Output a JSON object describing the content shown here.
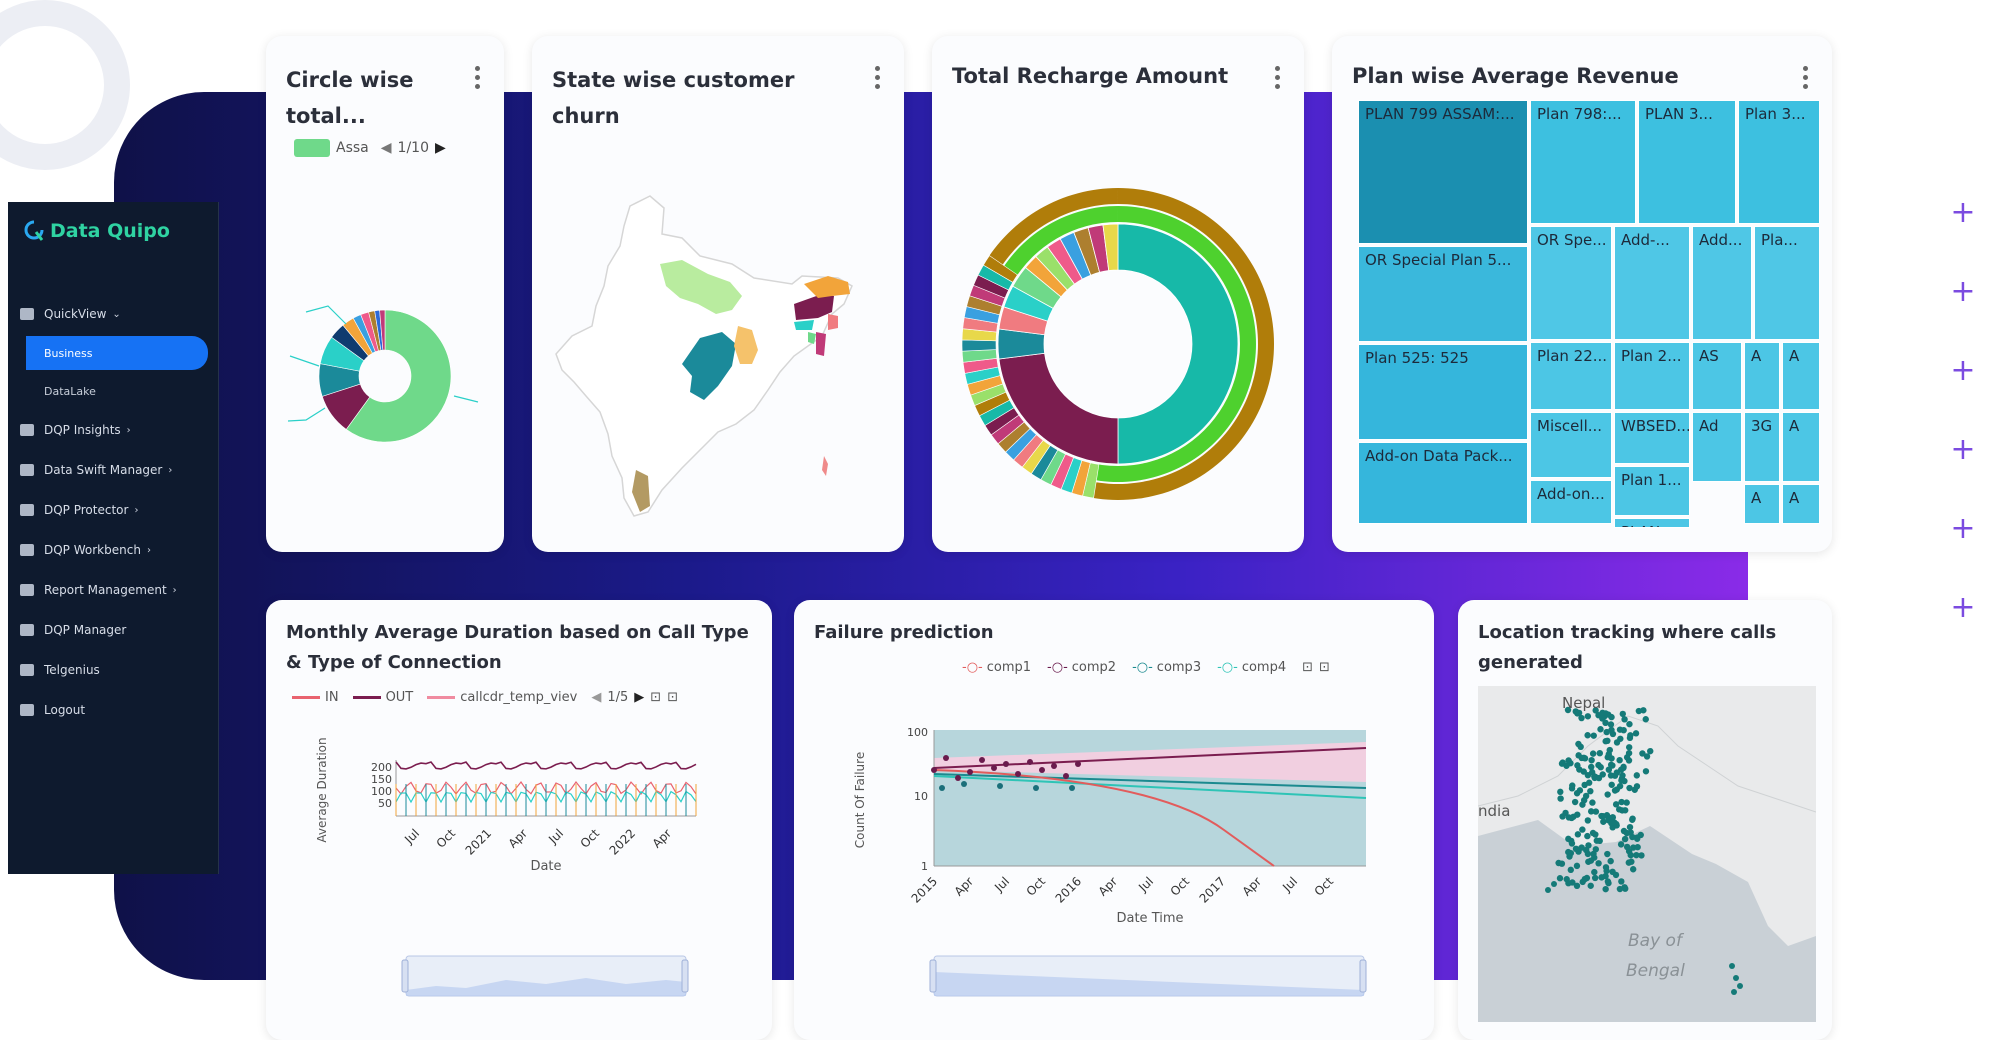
{
  "app": {
    "name": "Data Quipo"
  },
  "sidebar": {
    "items": [
      {
        "label": "QuickView",
        "icon": "dashboard-icon",
        "chevron": "⌄"
      },
      {
        "label": "Business",
        "sub": true,
        "active": true
      },
      {
        "label": "DataLake",
        "sub": true
      },
      {
        "label": "DQP Insights",
        "icon": "bar-chart-icon",
        "chevron": "›"
      },
      {
        "label": "Data Swift Manager",
        "icon": "gears-icon",
        "chevron": "›"
      },
      {
        "label": "DQP Protector",
        "icon": "shield-icon",
        "chevron": "›"
      },
      {
        "label": "DQP Workbench",
        "icon": "database-icon",
        "chevron": "›"
      },
      {
        "label": "Report Management",
        "icon": "report-icon",
        "chevron": "›"
      },
      {
        "label": "DQP Manager",
        "icon": "hierarchy-icon",
        "chevron": ""
      },
      {
        "label": "Telgenius",
        "icon": "code-icon",
        "chevron": ""
      },
      {
        "label": "Logout",
        "icon": "logout-icon",
        "chevron": ""
      }
    ]
  },
  "cards": {
    "circle": {
      "title_line1": "Circle wise",
      "title_line2": "total...",
      "legend_label": "Assa",
      "pager": "1/10",
      "legend_color": "#6fd98a"
    },
    "state": {
      "title_line1": "State wise customer",
      "title_line2": "churn"
    },
    "recharge": {
      "title": "Total Recharge Amount"
    },
    "plan": {
      "title": "Plan wise Average Revenue"
    },
    "monthly": {
      "title_line1": "Monthly Average Duration based on Call Type",
      "title_line2": "& Type of Connection",
      "legend": [
        {
          "name": "IN",
          "color": "#e9636f"
        },
        {
          "name": "OUT",
          "color": "#7b1d4f"
        },
        {
          "name": "callcdr_temp_viev",
          "color": "#f08ba0"
        }
      ],
      "pager": "1/5",
      "ylabel": "Average Duration",
      "xlabel": "Date",
      "yticks": [
        "200",
        "150",
        "100",
        "50"
      ],
      "xticks": [
        "Jul",
        "Oct",
        "2021",
        "Apr",
        "Jul",
        "Oct",
        "2022",
        "Apr"
      ]
    },
    "failure": {
      "title": "Failure prediction",
      "legend": [
        {
          "name": "comp1",
          "color": "#e25c5c"
        },
        {
          "name": "comp2",
          "color": "#6a1b4d"
        },
        {
          "name": "comp3",
          "color": "#1b8a8f"
        },
        {
          "name": "comp4",
          "color": "#2ec4b6"
        }
      ],
      "ylabel": "Count Of Failure",
      "xlabel": "Date Time",
      "yticks": [
        "100",
        "10",
        "1"
      ],
      "xticks": [
        "2015",
        "Apr",
        "Jul",
        "Oct",
        "2016",
        "Apr",
        "Jul",
        "Oct",
        "2017",
        "Apr",
        "Jul",
        "Oct"
      ]
    },
    "location": {
      "title_line1": "Location tracking where calls",
      "title_line2": "generated",
      "map_labels": [
        "Nepal",
        "ndia",
        "Bay of",
        "Bengal"
      ]
    }
  },
  "treemap": {
    "tiles": [
      {
        "label": "PLAN 799 ASSAM:...",
        "color": "#1b8fb0"
      },
      {
        "label": "Plan 798:...",
        "color": "#3dc0e0"
      },
      {
        "label": "PLAN 3...",
        "color": "#3dc0e0"
      },
      {
        "label": "Plan 3...",
        "color": "#3dc0e0"
      },
      {
        "label": "OR Special Plan 5...",
        "color": "#3ab8dc"
      },
      {
        "label": "OR Spe...",
        "color": "#4fc7e6"
      },
      {
        "label": "Add-...",
        "color": "#4fc7e6"
      },
      {
        "label": "Add...",
        "color": "#4fc7e6"
      },
      {
        "label": "Pla...",
        "color": "#4fc7e6"
      },
      {
        "label": "Plan 525: 525",
        "color": "#35b6dc"
      },
      {
        "label": "Plan 22...",
        "color": "#4cc6e5"
      },
      {
        "label": "Plan 2...",
        "color": "#4cc6e5"
      },
      {
        "label": "AS",
        "color": "#4cc6e5"
      },
      {
        "label": "A",
        "color": "#4cc6e5"
      },
      {
        "label": "A",
        "color": "#4cc6e5"
      },
      {
        "label": "WBSED...",
        "color": "#4cc6e5"
      },
      {
        "label": "Miscell...",
        "color": "#4cc6e5"
      },
      {
        "label": "Ad",
        "color": "#4cc6e5"
      },
      {
        "label": "3G",
        "color": "#4cc6e5"
      },
      {
        "label": "A",
        "color": "#4cc6e5"
      },
      {
        "label": "Add-on Data Pack...",
        "color": "#35b6dc"
      },
      {
        "label": "Plan 1...",
        "color": "#4cc6e5"
      },
      {
        "label": "Add-on...",
        "color": "#4cc6e5"
      },
      {
        "label": "A",
        "color": "#4cc6e5"
      },
      {
        "label": "A",
        "color": "#4cc6e5"
      },
      {
        "label": "PLAN ...",
        "color": "#4cc6e5"
      }
    ]
  },
  "charts": {
    "circle_donut": {
      "values": [
        60,
        10,
        8,
        7,
        4,
        3,
        2,
        2,
        1.5,
        1.2,
        1.3
      ],
      "colors": [
        "#6fd98a",
        "#7b1d4f",
        "#1b8a9a",
        "#2ad0c8",
        "#0f3b6f",
        "#f2a43a",
        "#3aa0e0",
        "#ef5a8a",
        "#ad7f2f",
        "#2b6ad8",
        "#c03a78"
      ]
    },
    "sunburst_outer": {
      "value": 100,
      "color": "#b07d0a"
    },
    "sunburst_mid": {
      "value": 100,
      "color": "#4ed12e"
    },
    "sunburst_inner": {
      "values": [
        50,
        23,
        4,
        3,
        3,
        3,
        2,
        2,
        2,
        2,
        2,
        2,
        2
      ],
      "colors": [
        "#17b9a8",
        "#7b1d4f",
        "#1b8a9a",
        "#f07b80",
        "#2ad0c8",
        "#6fd98a",
        "#f2a43a",
        "#9ae06a",
        "#ef5a8a",
        "#3aa0e0",
        "#ad7f2f",
        "#c03a78",
        "#e8d84a"
      ]
    }
  },
  "colors": {
    "accent": "#1672f4",
    "sidebar_bg": "#0e1a2e",
    "logo_green": "#2fd3a2"
  }
}
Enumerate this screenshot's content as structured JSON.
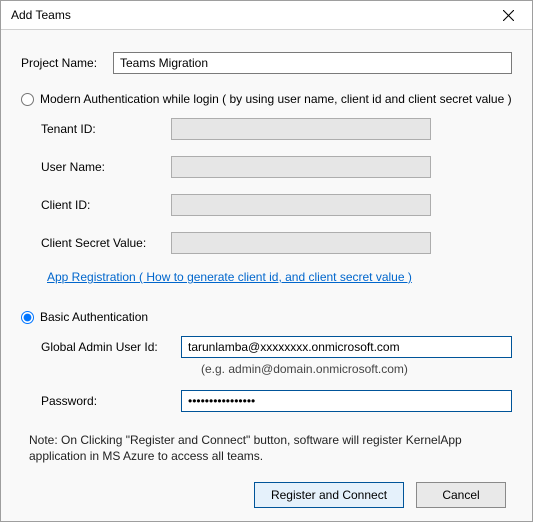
{
  "window": {
    "title": "Add Teams"
  },
  "project": {
    "label": "Project Name:",
    "value": "Teams Migration"
  },
  "modern": {
    "radio_label": "Modern Authentication while login ( by using user name, client id and client secret value )",
    "selected": false,
    "tenant_label": "Tenant ID:",
    "tenant_value": "",
    "username_label": "User Name:",
    "username_value": "",
    "clientid_label": "Client ID:",
    "clientid_value": "",
    "clientsecret_label": "Client Secret Value:",
    "clientsecret_value": "",
    "link_text": "App Registration ( How to generate client id, and client secret value )"
  },
  "basic": {
    "radio_label": "Basic Authentication",
    "selected": true,
    "userid_label": "Global Admin User Id:",
    "userid_value": "tarunlamba@xxxxxxxx.onmicrosoft.com",
    "hint": "(e.g. admin@domain.onmicrosoft.com)",
    "password_label": "Password:",
    "password_value": "••••••••••••••••"
  },
  "note": "Note: On Clicking \"Register and Connect\" button, software will register KernelApp application in MS Azure to access all teams.",
  "buttons": {
    "primary": "Register and Connect",
    "cancel": "Cancel"
  }
}
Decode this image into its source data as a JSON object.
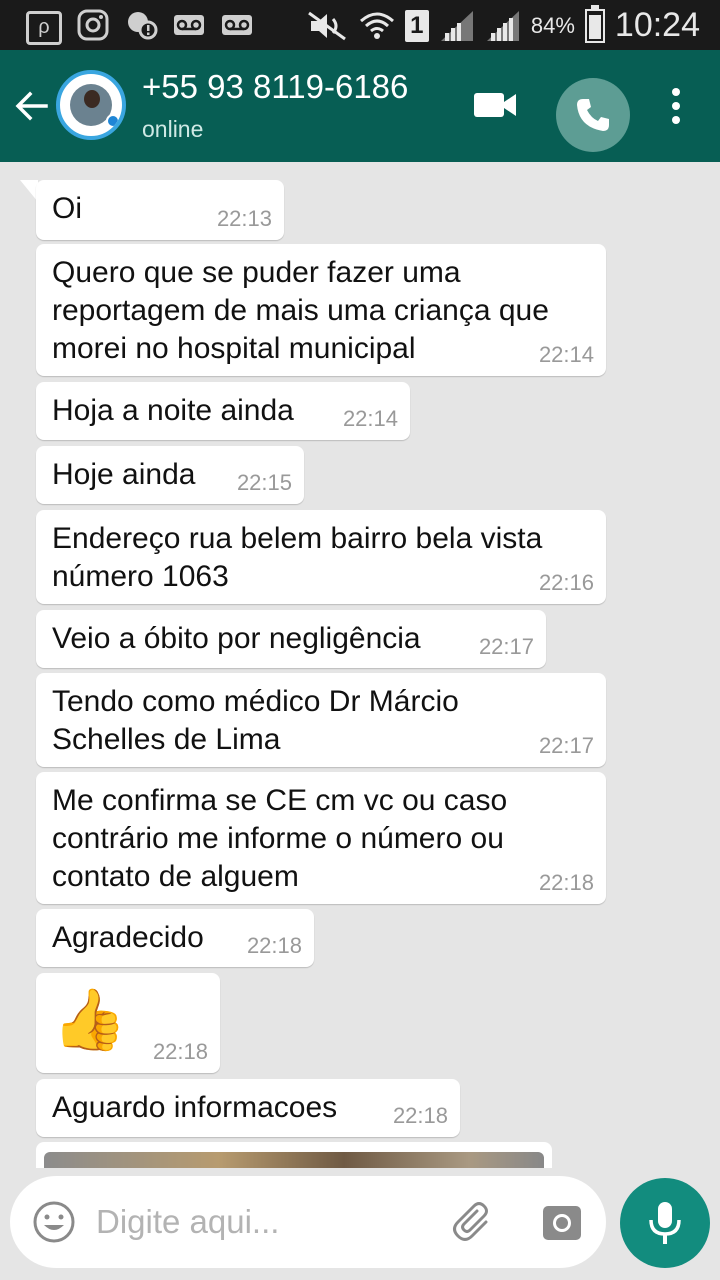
{
  "status_bar": {
    "battery": "84%",
    "time": "10:24",
    "sim_slot": "1",
    "left_icons": [
      "quick-app-icon",
      "instagram-icon",
      "notification-icon",
      "voicemail-icon",
      "voicemail-icon"
    ]
  },
  "header": {
    "contact_name": "+55 93 8119-6186",
    "status": "online",
    "color": "#075e54"
  },
  "messages": [
    {
      "text": "Oi",
      "time": "22:13"
    },
    {
      "text": "Quero que se puder fazer uma\nreportagem de mais uma criança que\nmorei no hospital municipal",
      "time": "22:14"
    },
    {
      "text": "Hoja a noite ainda",
      "time": "22:14"
    },
    {
      "text": "Hoje ainda",
      "time": "22:15"
    },
    {
      "text": "Endereço rua belem bairro bela vista\nnúmero 1063",
      "time": "22:16"
    },
    {
      "text": "Veio a óbito por negligência",
      "time": "22:17"
    },
    {
      "text": "Tendo como médico Dr Márcio\nSchelles de Lima",
      "time": "22:17"
    },
    {
      "text": "Me confirma se CE cm vc ou caso\ncontrário me informe o número ou\ncontato de alguem",
      "time": "22:18"
    },
    {
      "text": "Agradecido",
      "time": "22:18"
    },
    {
      "emoji": "👍",
      "time": "22:18"
    },
    {
      "text": "Aguardo informacoes",
      "time": "22:18"
    }
  ],
  "input": {
    "placeholder": "Digite aqui..."
  },
  "colors": {
    "accent": "#128c7e",
    "chat_background": "#e5e5e5",
    "bubble": "#ffffff"
  }
}
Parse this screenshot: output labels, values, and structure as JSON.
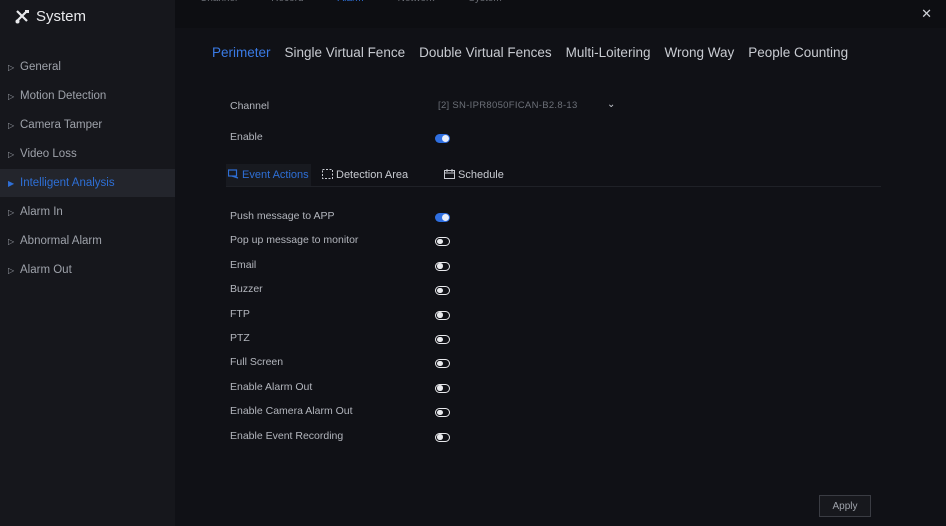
{
  "sidebar": {
    "title": "System",
    "items": [
      {
        "label": "General",
        "active": false
      },
      {
        "label": "Motion Detection",
        "active": false
      },
      {
        "label": "Camera Tamper",
        "active": false
      },
      {
        "label": "Video Loss",
        "active": false
      },
      {
        "label": "Intelligent Analysis",
        "active": true
      },
      {
        "label": "Alarm In",
        "active": false
      },
      {
        "label": "Abnormal Alarm",
        "active": false
      },
      {
        "label": "Alarm Out",
        "active": false
      }
    ]
  },
  "topnav": {
    "items": [
      {
        "label": "Channel",
        "active": false
      },
      {
        "label": "Record",
        "active": false
      },
      {
        "label": "Alarm",
        "active": true
      },
      {
        "label": "Network",
        "active": false
      },
      {
        "label": "System",
        "active": false
      }
    ]
  },
  "tabs": [
    {
      "label": "Perimeter",
      "active": true
    },
    {
      "label": "Single Virtual Fence",
      "active": false
    },
    {
      "label": "Double Virtual Fences",
      "active": false
    },
    {
      "label": "Multi-Loitering",
      "active": false
    },
    {
      "label": "Wrong Way",
      "active": false
    },
    {
      "label": "People Counting",
      "active": false
    }
  ],
  "form": {
    "channel_label": "Channel",
    "channel_value": "[2] SN-IPR8050FICAN-B2.8-13",
    "enable_label": "Enable",
    "enable_on": true
  },
  "subtabs": [
    {
      "label": "Event Actions",
      "active": true,
      "icon": "event-actions-icon"
    },
    {
      "label": "Detection Area",
      "active": false,
      "icon": "detection-area-icon"
    },
    {
      "label": "Schedule",
      "active": false,
      "icon": "calendar-icon"
    }
  ],
  "actions": [
    {
      "label": "Push message to APP",
      "on": true
    },
    {
      "label": "Pop up message to monitor",
      "on": false
    },
    {
      "label": "Email",
      "on": false
    },
    {
      "label": "Buzzer",
      "on": false
    },
    {
      "label": "FTP",
      "on": false
    },
    {
      "label": "PTZ",
      "on": false
    },
    {
      "label": "Full Screen",
      "on": false
    },
    {
      "label": "Enable Alarm Out",
      "on": false
    },
    {
      "label": "Enable Camera Alarm Out",
      "on": false
    },
    {
      "label": "Enable Event Recording",
      "on": false
    }
  ],
  "apply_label": "Apply",
  "colors": {
    "accent": "#2e6fd6",
    "background": "#0d0e12",
    "sidebar": "#16171c"
  }
}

☆ ☆ ☆ ☆

REQUIRED TASK: Identify every line where the string "Manager" appears.

WRITTEN RESPONSE:
        "label": "Data Swift Manager",
        "label": "DQP Manager",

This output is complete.